__Supplied passage__
UE behavior: UCI carried on the LP PUCCH can be multiplexed and transmitted on the HP DG PUSCH 2 (FIG. 8).

Optionally, the UE cancels the transmission of the LP CG PUSCH 1.

Implementation 1

The UE first determines that the UCI carried on the LP PUCCH is multiplexed on the LP CG PUSCH 1, and then the UE receives the UL grant of the scheduling HP DG PUSCH 2. In this case, the UE determines that the LP CG PUSCH 1 overlaps the HP DG PUSCH in time. Because the interval between the receiving moment of UL grant and the starting of the CG PUSCH 1 is greater than or equal to T_pro,2+1 and T_proc,1+1, and greater than or equal to T_proc,2+d1, the CG PUSCH 1 has not yet started to prepare and can be canceled by the UE. The UCI has not been multiplexed to the CG PUSCH 1. Therefore, the UE can multiplex the UCI on the PUCCH that is supposed to be multiplexed on the CG PUSCH 1 on the HP DG PUSCH 2 for transmission.

Example 1a′

The LP PUCCH overlaps the LP CG PUSCH 1 in time, the CG PUSCH 1 overlaps the HP DG PUSCH 2 in time. The LP PUCCH does not overlap the HP DG PUSCH 2 in time. The time interval between the receiving moment of UL grant of the DG PUSCH 2 and the start moment of the CG PUSCH 1 is greater than or equal to T_proc,1 +1 and greater than or equal to T_proc,2+1, and the time interval between the receiving moment of UL grant of the DG PUSCH 2 and the start moment of the CG PUSCH 1 is greater than or equal to T_proc,2+d1. The time interval between the receiving moment of UL grant of the DG PUSCH 2 and the start moment of the DG PUSCH 1 is greater than or equal to T_pro,2,+d1 (FIG. 9).

__Given information__

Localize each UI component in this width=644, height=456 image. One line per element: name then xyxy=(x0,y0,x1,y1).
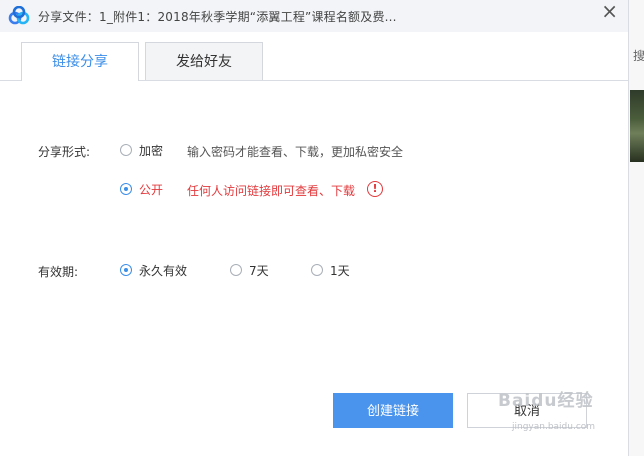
tab-link-share[interactable]: 链接分享 xyxy=(21,42,139,81)
validity-label: 有效期: xyxy=(38,265,79,279)
radio-1-day-label: 1天 xyxy=(330,263,350,278)
background-window xyxy=(629,0,644,456)
tab-send-to-friend[interactable]: 发给好友 xyxy=(145,42,263,80)
baidu-netdisk-logo-icon xyxy=(8,6,30,25)
radio-permanent-circle[interactable] xyxy=(120,264,132,276)
radio-permanent-label: 永久有效 xyxy=(139,263,188,278)
watermark: Baidu经验 jingyan.baidu.com xyxy=(498,386,595,432)
radio-encrypted-circle[interactable] xyxy=(120,144,132,156)
create-link-button[interactable]: 创建链接 xyxy=(333,393,453,428)
radio-1-day[interactable]: 1天 xyxy=(311,262,350,278)
warning-icon: ! xyxy=(367,181,383,197)
encrypted-description: 输入密码才能查看、下载，更加私密安全 xyxy=(187,145,404,159)
background-edge-text: 搜 xyxy=(633,49,644,63)
close-icon[interactable]: × xyxy=(601,1,618,21)
radio-permanent[interactable]: 永久有效 xyxy=(120,262,187,278)
radio-7-days[interactable]: 7天 xyxy=(230,262,269,278)
radio-public-circle[interactable] xyxy=(120,183,132,195)
radio-encrypted-label: 加密 xyxy=(139,143,164,158)
watermark-logo-text: Baidu经验 xyxy=(498,391,594,411)
share-dialog: 分享文件：1_附件1：2018年秋季学期“添翼工程”课程名额及费... × 链接… xyxy=(0,0,629,456)
radio-1-day-circle[interactable] xyxy=(311,264,323,276)
radio-7-days-label: 7天 xyxy=(249,263,269,278)
radio-encrypted[interactable]: 加密 xyxy=(120,142,163,158)
radio-public-label: 公开 xyxy=(139,182,164,197)
radio-7-days-circle[interactable] xyxy=(230,264,242,276)
radio-public[interactable]: 公开 xyxy=(120,181,163,197)
title-bar: 分享文件：1_附件1：2018年秋季学期“添翼工程”课程名额及费... × xyxy=(0,0,628,32)
dialog-title: 分享文件：1_附件1：2018年秋季学期“添翼工程”课程名额及费... xyxy=(38,10,397,24)
watermark-url: jingyan.baidu.com xyxy=(512,422,596,432)
background-thumbnail xyxy=(630,90,644,162)
public-description: 任何人访问链接即可查看、下载 xyxy=(187,184,356,198)
share-form-label: 分享形式: xyxy=(38,145,91,159)
tab-bar: 链接分享 发给好友 xyxy=(0,32,628,81)
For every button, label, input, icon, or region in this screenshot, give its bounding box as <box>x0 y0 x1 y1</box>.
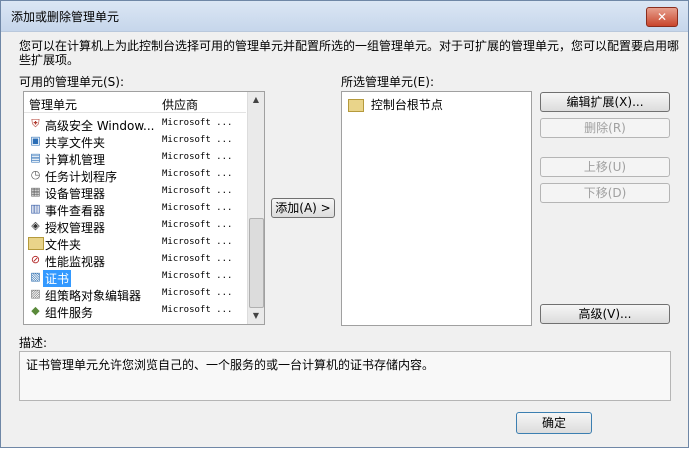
component-icon: ◆ <box>31 304 40 317</box>
list-item[interactable]: ◷ 任务计划程序 Microsoft ... <box>24 167 246 184</box>
performance-icon: ⊘ <box>30 253 41 266</box>
shield-icon: ⛨ <box>31 117 40 130</box>
column-header-vendor[interactable]: 供应商 <box>162 96 198 113</box>
tree-item-console-root[interactable]: 控制台根节点 <box>348 96 443 113</box>
advanced-button[interactable]: 高级(V)... <box>540 304 670 324</box>
selected-snapins-list[interactable]: 控制台根节点 <box>341 91 532 326</box>
window-title: 添加或删除管理单元 <box>11 10 120 24</box>
list-item[interactable]: ▥ 事件查看器 Microsoft ... <box>24 201 246 218</box>
list-item[interactable]: ⊘ 性能监视器 Microsoft ... <box>24 252 246 269</box>
description-box: 证书管理单元允许您浏览自己的、一个服务的或一台计算机的证书存储内容。 <box>19 351 671 401</box>
policy-icon: ▨ <box>30 287 41 300</box>
certificate-icon: ▧ <box>30 270 41 283</box>
edit-extensions-button[interactable]: 编辑扩展(X)... <box>540 92 670 112</box>
list-item[interactable]: ▣ 共享文件夹 Microsoft ... <box>24 133 246 150</box>
list-item[interactable]: ⛨ 高级安全 Window... Microsoft ... <box>24 116 246 133</box>
title-bar[interactable]: 添加或删除管理单元 ✕ <box>1 1 688 32</box>
add-button[interactable]: 添加(A) > <box>271 198 335 218</box>
available-snapins-list[interactable]: 管理单元 供应商 ⛨ 高级安全 Window... Microsoft ... … <box>23 91 265 325</box>
vertical-scrollbar[interactable]: ▲ ▼ <box>247 92 264 324</box>
column-header-name[interactable]: 管理单元 <box>29 96 77 113</box>
folder-icon <box>348 99 364 112</box>
list-item[interactable]: ▨ 组策略对象编辑器 Microsoft ... <box>24 286 246 303</box>
move-up-button[interactable]: 上移(U) <box>540 157 670 177</box>
list-item[interactable]: ◆ 组件服务 Microsoft ... <box>24 303 246 320</box>
computer-management-icon: ▤ <box>30 151 41 164</box>
delete-button[interactable]: 删除(R) <box>540 118 670 138</box>
authorization-icon: ◈ <box>31 219 40 232</box>
available-snapins-label: 可用的管理单元(S): <box>19 75 125 89</box>
device-icon: ▦ <box>30 185 41 198</box>
folder-icon <box>28 236 44 250</box>
scroll-up-icon[interactable]: ▲ <box>248 92 264 108</box>
selected-snapins-label: 所选管理单元(E): <box>341 75 434 89</box>
add-remove-snapin-dialog: 添加或删除管理单元 ✕ 您可以在计算机上为此控制台选择可用的管理单元并配置所选的… <box>0 0 689 448</box>
move-down-button[interactable]: 下移(D) <box>540 183 670 203</box>
list-item[interactable]: 文件夹 Microsoft ... <box>24 235 246 252</box>
description-text: 证书管理单元允许您浏览自己的、一个服务的或一台计算机的证书存储内容。 <box>26 358 435 372</box>
scroll-down-icon[interactable]: ▼ <box>248 308 264 324</box>
description-label: 描述: <box>19 336 48 350</box>
scroll-thumb[interactable] <box>249 218 264 308</box>
list-header: 管理单元 供应商 <box>24 92 246 113</box>
list-item-selected[interactable]: ▧ 证书 Microsoft ... <box>24 269 246 287</box>
clock-icon: ◷ <box>30 168 41 181</box>
list-item[interactable]: ▦ 设备管理器 Microsoft ... <box>24 184 246 201</box>
shared-folder-icon: ▣ <box>30 134 41 147</box>
event-icon: ▥ <box>30 202 41 215</box>
list-item[interactable]: ▤ 计算机管理 Microsoft ... <box>24 150 246 167</box>
ok-button[interactable]: 确定 <box>516 412 592 434</box>
intro-text: 您可以在计算机上为此控制台选择可用的管理单元并配置所选的一组管理单元。对于可扩展… <box>19 39 680 67</box>
list-item[interactable]: ◈ 授权管理器 Microsoft ... <box>24 218 246 235</box>
close-button[interactable]: ✕ <box>646 7 678 27</box>
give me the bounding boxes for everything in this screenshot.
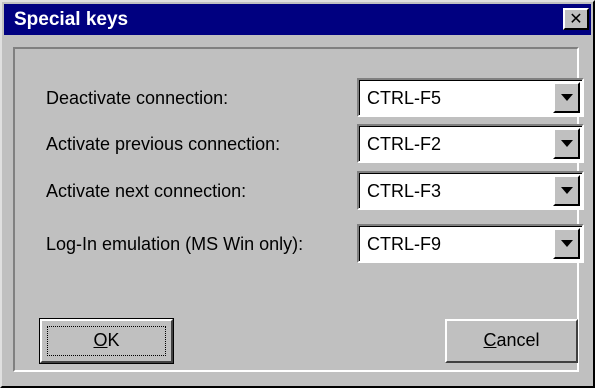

__Short exercise A__
In the UCI multiplexing passage, which pairs of channels does Example 1a′ say overlap or do not overlap in time? Give each pair and state which relation applies.
__Short exercise B__
Please summarize the UCI multiplexing passage in three sentences.

__Task result A__
- LP PUCCH and LP CG PUSCH 1: overlap in time
- CG PUSCH 1 and HP DG PUSCH 2: overlap in time
- LP PUCCH and HP DG PUSCH 2: do not overlap in time

__Task result B__
The UE can multiplex the UCI carried on the LP PUCCH onto the HP DG PUSCH 2, and it may cancel transmission of the LP CG PUSCH 1. In Implementation 1, the UE first decides to multiplex the UCI on the LP CG PUSCH 1 and then receives the UL grant scheduling the HP DG PUSCH 2. The interval from that grant to the start of the CG PUSCH 1 meets the stated processing-time thresholds, so the CG PUSCH 1 has not started to prepare and can be canceled, and the UCI is sent on the HP DG PUSCH 2 instead.